Task. Repeat exactly each line of the data provided below.

Exercise materials.
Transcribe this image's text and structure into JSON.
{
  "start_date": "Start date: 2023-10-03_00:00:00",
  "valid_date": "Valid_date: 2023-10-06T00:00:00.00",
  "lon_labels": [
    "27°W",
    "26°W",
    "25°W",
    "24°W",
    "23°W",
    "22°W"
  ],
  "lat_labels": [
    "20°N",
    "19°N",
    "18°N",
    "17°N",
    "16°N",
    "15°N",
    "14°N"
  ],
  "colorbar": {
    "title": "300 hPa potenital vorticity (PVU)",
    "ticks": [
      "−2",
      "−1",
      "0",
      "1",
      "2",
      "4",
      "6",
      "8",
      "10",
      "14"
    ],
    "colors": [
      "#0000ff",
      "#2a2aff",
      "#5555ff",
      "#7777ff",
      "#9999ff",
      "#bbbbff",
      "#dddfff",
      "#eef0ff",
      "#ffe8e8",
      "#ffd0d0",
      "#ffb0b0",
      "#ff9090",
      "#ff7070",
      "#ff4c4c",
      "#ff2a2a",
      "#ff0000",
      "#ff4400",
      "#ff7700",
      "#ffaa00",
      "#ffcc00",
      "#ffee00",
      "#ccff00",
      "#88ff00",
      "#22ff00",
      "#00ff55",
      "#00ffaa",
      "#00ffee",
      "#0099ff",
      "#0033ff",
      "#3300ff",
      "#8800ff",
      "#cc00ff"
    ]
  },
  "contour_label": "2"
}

Completed exercise.
Transcribe this image's text and structure into JSON.
{
  "start_date": "Start date: 2023-10-03_00:00:00",
  "valid_date": "Valid_date: 2023-10-06T00:00:00.00",
  "lon_labels": [
    "27°W",
    "26°W",
    "25°W",
    "24°W",
    "23°W",
    "22°W"
  ],
  "lat_labels": [
    "20°N",
    "19°N",
    "18°N",
    "17°N",
    "16°N",
    "15°N",
    "14°N"
  ],
  "colorbar": {
    "title": "300 hPa potenital vorticity (PVU)",
    "ticks": [
      "−2",
      "−1",
      "0",
      "1",
      "2",
      "4",
      "6",
      "8",
      "10",
      "14"
    ],
    "colors": [
      "#0000ff",
      "#2a2aff",
      "#5555ff",
      "#7777ff",
      "#9999ff",
      "#bbbbff",
      "#dddfff",
      "#eef0ff",
      "#ffe8e8",
      "#ffd0d0",
      "#ffb0b0",
      "#ff9090",
      "#ff7070",
      "#ff4c4c",
      "#ff2a2a",
      "#ff0000",
      "#ff4400",
      "#ff7700",
      "#ffaa00",
      "#ffcc00",
      "#ffee00",
      "#ccff00",
      "#88ff00",
      "#22ff00",
      "#00ff55",
      "#00ffaa",
      "#00ffee",
      "#0099ff",
      "#0033ff",
      "#3300ff",
      "#8800ff",
      "#cc00ff"
    ]
  },
  "contour_label": "2"
}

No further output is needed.